- AIM: Write out each line of the material again, word for word.

- RECORDS FOR THE EXERCISE:
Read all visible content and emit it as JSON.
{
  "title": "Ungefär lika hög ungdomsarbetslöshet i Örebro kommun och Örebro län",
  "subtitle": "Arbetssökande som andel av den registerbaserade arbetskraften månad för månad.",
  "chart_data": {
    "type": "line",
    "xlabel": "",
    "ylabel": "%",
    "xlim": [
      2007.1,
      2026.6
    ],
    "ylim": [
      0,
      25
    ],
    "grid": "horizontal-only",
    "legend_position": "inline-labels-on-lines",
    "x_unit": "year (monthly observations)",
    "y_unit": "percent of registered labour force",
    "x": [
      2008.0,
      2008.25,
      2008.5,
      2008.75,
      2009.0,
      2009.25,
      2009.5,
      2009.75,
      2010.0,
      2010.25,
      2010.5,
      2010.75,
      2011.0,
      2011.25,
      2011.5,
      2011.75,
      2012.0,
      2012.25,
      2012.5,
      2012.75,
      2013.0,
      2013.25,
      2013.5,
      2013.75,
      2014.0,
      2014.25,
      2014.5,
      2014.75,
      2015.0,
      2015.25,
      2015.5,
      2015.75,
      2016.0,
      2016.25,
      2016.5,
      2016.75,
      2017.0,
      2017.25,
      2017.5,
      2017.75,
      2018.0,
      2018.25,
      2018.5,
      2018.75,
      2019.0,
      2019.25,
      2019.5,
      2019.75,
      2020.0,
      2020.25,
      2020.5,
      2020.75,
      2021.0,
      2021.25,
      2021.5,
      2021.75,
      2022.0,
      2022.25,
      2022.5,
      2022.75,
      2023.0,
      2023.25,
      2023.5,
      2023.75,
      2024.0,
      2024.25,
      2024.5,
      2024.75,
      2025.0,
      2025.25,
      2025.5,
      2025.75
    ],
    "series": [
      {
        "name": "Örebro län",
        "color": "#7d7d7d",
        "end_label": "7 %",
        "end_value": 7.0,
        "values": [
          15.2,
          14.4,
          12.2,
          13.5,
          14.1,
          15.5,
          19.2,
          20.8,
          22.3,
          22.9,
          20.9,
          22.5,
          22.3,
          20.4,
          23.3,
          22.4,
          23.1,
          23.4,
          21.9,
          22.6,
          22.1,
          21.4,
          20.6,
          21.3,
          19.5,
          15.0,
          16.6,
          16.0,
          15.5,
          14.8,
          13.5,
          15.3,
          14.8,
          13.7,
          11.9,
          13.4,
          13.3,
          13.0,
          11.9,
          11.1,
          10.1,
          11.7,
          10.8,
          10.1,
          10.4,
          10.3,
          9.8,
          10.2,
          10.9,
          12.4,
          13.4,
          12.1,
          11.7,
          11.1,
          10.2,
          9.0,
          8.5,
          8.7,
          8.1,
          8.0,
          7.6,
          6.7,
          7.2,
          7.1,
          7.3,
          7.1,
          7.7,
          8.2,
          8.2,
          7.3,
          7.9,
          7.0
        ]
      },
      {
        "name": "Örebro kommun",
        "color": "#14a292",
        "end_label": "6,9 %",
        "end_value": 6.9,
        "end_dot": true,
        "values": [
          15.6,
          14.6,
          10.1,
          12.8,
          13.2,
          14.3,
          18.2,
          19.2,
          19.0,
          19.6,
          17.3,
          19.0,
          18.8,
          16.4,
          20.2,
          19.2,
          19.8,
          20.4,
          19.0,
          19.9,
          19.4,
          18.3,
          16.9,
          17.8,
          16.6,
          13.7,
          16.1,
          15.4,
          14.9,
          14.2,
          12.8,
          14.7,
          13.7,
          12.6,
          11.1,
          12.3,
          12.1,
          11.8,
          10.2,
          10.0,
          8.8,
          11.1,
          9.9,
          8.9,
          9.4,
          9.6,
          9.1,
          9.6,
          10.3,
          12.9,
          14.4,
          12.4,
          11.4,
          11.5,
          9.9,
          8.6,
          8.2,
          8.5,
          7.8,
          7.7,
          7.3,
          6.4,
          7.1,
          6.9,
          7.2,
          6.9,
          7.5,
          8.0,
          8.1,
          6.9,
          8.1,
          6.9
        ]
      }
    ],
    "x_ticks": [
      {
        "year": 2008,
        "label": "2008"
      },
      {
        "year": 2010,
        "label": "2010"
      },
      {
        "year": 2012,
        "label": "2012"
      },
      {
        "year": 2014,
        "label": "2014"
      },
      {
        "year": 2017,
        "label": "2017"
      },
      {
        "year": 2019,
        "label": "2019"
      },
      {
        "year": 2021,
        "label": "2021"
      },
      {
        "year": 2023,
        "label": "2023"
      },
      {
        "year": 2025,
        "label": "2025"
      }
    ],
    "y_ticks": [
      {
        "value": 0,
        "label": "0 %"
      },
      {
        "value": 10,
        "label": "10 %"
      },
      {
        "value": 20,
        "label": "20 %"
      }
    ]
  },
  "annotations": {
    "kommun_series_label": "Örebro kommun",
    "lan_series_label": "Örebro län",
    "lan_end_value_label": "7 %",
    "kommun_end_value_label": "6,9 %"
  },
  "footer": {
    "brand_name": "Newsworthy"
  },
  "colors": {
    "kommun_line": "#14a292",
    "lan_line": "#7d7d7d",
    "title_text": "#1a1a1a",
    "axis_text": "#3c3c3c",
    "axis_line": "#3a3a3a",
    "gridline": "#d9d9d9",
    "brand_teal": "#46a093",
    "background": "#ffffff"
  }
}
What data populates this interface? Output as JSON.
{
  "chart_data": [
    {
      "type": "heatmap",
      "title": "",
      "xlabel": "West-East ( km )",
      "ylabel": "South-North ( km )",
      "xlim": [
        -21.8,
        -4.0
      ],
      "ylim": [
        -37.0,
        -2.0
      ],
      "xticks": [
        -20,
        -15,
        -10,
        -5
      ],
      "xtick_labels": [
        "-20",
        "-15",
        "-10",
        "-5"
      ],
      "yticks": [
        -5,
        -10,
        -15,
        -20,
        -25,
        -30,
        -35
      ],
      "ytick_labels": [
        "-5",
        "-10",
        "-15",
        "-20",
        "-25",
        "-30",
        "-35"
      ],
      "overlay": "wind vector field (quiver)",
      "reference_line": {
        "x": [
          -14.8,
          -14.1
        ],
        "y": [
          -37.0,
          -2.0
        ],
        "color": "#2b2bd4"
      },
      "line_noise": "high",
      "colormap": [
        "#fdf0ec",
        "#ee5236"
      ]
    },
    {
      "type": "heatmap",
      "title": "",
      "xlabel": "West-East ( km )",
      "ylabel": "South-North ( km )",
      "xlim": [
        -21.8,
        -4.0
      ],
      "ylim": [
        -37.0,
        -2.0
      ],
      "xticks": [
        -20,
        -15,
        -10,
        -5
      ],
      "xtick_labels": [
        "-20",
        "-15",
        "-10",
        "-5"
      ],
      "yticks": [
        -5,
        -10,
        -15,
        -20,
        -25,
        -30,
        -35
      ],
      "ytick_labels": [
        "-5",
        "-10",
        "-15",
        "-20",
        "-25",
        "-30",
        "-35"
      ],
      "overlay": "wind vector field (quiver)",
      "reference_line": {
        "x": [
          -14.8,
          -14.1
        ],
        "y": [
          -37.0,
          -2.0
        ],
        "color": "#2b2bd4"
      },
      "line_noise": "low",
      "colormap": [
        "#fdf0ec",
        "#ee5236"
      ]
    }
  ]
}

- THE COMPLETED TASK:
Read all visible content and emit it as JSON.
{
  "title": "Ungefär lika hög ungdomsarbetslöshet i Örebro kommun och Örebro län",
  "subtitle": "Arbetssökande som andel av den registerbaserade arbetskraften månad för månad.",
  "chart_data": {
    "type": "line",
    "xlabel": "",
    "ylabel": "%",
    "xlim": [
      2007.1,
      2026.6
    ],
    "ylim": [
      0,
      25
    ],
    "grid": "horizontal-only",
    "legend_position": "inline-labels-on-lines",
    "x_unit": "year (monthly observations)",
    "y_unit": "percent of registered labour force",
    "x": [
      2008.0,
      2008.25,
      2008.5,
      2008.75,
      2009.0,
      2009.25,
      2009.5,
      2009.75,
      2010.0,
      2010.25,
      2010.5,
      2010.75,
      2011.0,
      2011.25,
      2011.5,
      2011.75,
      2012.0,
      2012.25,
      2012.5,
      2012.75,
      2013.0,
      2013.25,
      2013.5,
      2013.75,
      2014.0,
      2014.25,
      2014.5,
      2014.75,
      2015.0,
      2015.25,
      2015.5,
      2015.75,
      2016.0,
      2016.25,
      2016.5,
      2016.75,
      2017.0,
      2017.25,
      2017.5,
      2017.75,
      2018.0,
      2018.25,
      2018.5,
      2018.75,
      2019.0,
      2019.25,
      2019.5,
      2019.75,
      2020.0,
      2020.25,
      2020.5,
      2020.75,
      2021.0,
      2021.25,
      2021.5,
      2021.75,
      2022.0,
      2022.25,
      2022.5,
      2022.75,
      2023.0,
      2023.25,
      2023.5,
      2023.75,
      2024.0,
      2024.25,
      2024.5,
      2024.75,
      2025.0,
      2025.25,
      2025.5,
      2025.75
    ],
    "series": [
      {
        "name": "Örebro län",
        "color": "#7d7d7d",
        "end_label": "7 %",
        "end_value": 7.0,
        "values": [
          15.2,
          14.4,
          12.2,
          13.5,
          14.1,
          15.5,
          19.2,
          20.8,
          22.3,
          22.9,
          20.9,
          22.5,
          22.3,
          20.4,
          23.3,
          22.4,
          23.1,
          23.4,
          21.9,
          22.6,
          22.1,
          21.4,
          20.6,
          21.3,
          19.5,
          15.0,
          16.6,
          16.0,
          15.5,
          14.8,
          13.5,
          15.3,
          14.8,
          13.7,
          11.9,
          13.4,
          13.3,
          13.0,
          11.9,
          11.1,
          10.1,
          11.7,
          10.8,
          10.1,
          10.4,
          10.3,
          9.8,
          10.2,
          10.9,
          12.4,
          13.4,
          12.1,
          11.7,
          11.1,
          10.2,
          9.0,
          8.5,
          8.7,
          8.1,
          8.0,
          7.6,
          6.7,
          7.2,
          7.1,
          7.3,
          7.1,
          7.7,
          8.2,
          8.2,
          7.3,
          7.9,
          7.0
        ]
      },
      {
        "name": "Örebro kommun",
        "color": "#14a292",
        "end_label": "6,9 %",
        "end_value": 6.9,
        "end_dot": true,
        "values": [
          15.6,
          14.6,
          10.1,
          12.8,
          13.2,
          14.3,
          18.2,
          19.2,
          19.0,
          19.6,
          17.3,
          19.0,
          18.8,
          16.4,
          20.2,
          19.2,
          19.8,
          20.4,
          19.0,
          19.9,
          19.4,
          18.3,
          16.9,
          17.8,
          16.6,
          13.7,
          16.1,
          15.4,
          14.9,
          14.2,
          12.8,
          14.7,
          13.7,
          12.6,
          11.1,
          12.3,
          12.1,
          11.8,
          10.2,
          10.0,
          8.8,
          11.1,
          9.9,
          8.9,
          9.4,
          9.6,
          9.1,
          9.6,
          10.3,
          12.9,
          14.4,
          12.4,
          11.4,
          11.5,
          9.9,
          8.6,
          8.2,
          8.5,
          7.8,
          7.7,
          7.3,
          6.4,
          7.1,
          6.9,
          7.2,
          6.9,
          7.5,
          8.0,
          8.1,
          6.9,
          8.1,
          6.9
        ]
      }
    ],
    "x_ticks": [
      {
        "year": 2008,
        "label": "2008"
      },
      {
        "year": 2010,
        "label": "2010"
      },
      {
        "year": 2012,
        "label": "2012"
      },
      {
        "year": 2014,
        "label": "2014"
      },
      {
        "year": 2017,
        "label": "2017"
      },
      {
        "year": 2019,
        "label": "2019"
      },
      {
        "year": 2021,
        "label": "2021"
      },
      {
        "year": 2023,
        "label": "2023"
      },
      {
        "year": 2025,
        "label": "2025"
      }
    ],
    "y_ticks": [
      {
        "value": 0,
        "label": "0 %"
      },
      {
        "value": 10,
        "label": "10 %"
      },
      {
        "value": 20,
        "label": "20 %"
      }
    ]
  },
  "annotations": {
    "kommun_series_label": "Örebro kommun",
    "lan_series_label": "Örebro län",
    "lan_end_value_label": "7 %",
    "kommun_end_value_label": "6,9 %"
  },
  "footer": {
    "brand_name": "Newsworthy"
  },
  "colors": {
    "kommun_line": "#14a292",
    "lan_line": "#7d7d7d",
    "title_text": "#1a1a1a",
    "axis_text": "#3c3c3c",
    "axis_line": "#3a3a3a",
    "gridline": "#d9d9d9",
    "brand_teal": "#46a093",
    "background": "#ffffff"
  }
}
What data populates this interface? Output as JSON.
{
  "chart_data": [
    {
      "type": "heatmap",
      "title": "",
      "xlabel": "West-East ( km )",
      "ylabel": "South-North ( km )",
      "xlim": [
        -21.8,
        -4.0
      ],
      "ylim": [
        -37.0,
        -2.0
      ],
      "xticks": [
        -20,
        -15,
        -10,
        -5
      ],
      "xtick_labels": [
        "-20",
        "-15",
        "-10",
        "-5"
      ],
      "yticks": [
        -5,
        -10,
        -15,
        -20,
        -25,
        -30,
        -35
      ],
      "ytick_labels": [
        "-5",
        "-10",
        "-15",
        "-20",
        "-25",
        "-30",
        "-35"
      ],
      "overlay": "wind vector field (quiver)",
      "reference_line": {
        "x": [
          -14.8,
          -14.1
        ],
        "y": [
          -37.0,
          -2.0
        ],
        "color": "#2b2bd4"
      },
      "line_noise": "high",
      "colormap": [
        "#fdf0ec",
        "#ee5236"
      ]
    },
    {
      "type": "heatmap",
      "title": "",
      "xlabel": "West-East ( km )",
      "ylabel": "South-North ( km )",
      "xlim": [
        -21.8,
        -4.0
      ],
      "ylim": [
        -37.0,
        -2.0
      ],
      "xticks": [
        -20,
        -15,
        -10,
        -5
      ],
      "xtick_labels": [
        "-20",
        "-15",
        "-10",
        "-5"
      ],
      "yticks": [
        -5,
        -10,
        -15,
        -20,
        -25,
        -30,
        -35
      ],
      "ytick_labels": [
        "-5",
        "-10",
        "-15",
        "-20",
        "-25",
        "-30",
        "-35"
      ],
      "overlay": "wind vector field (quiver)",
      "reference_line": {
        "x": [
          -14.8,
          -14.1
        ],
        "y": [
          -37.0,
          -2.0
        ],
        "color": "#2b2bd4"
      },
      "line_noise": "low",
      "colormap": [
        "#fdf0ec",
        "#ee5236"
      ]
    }
  ]
}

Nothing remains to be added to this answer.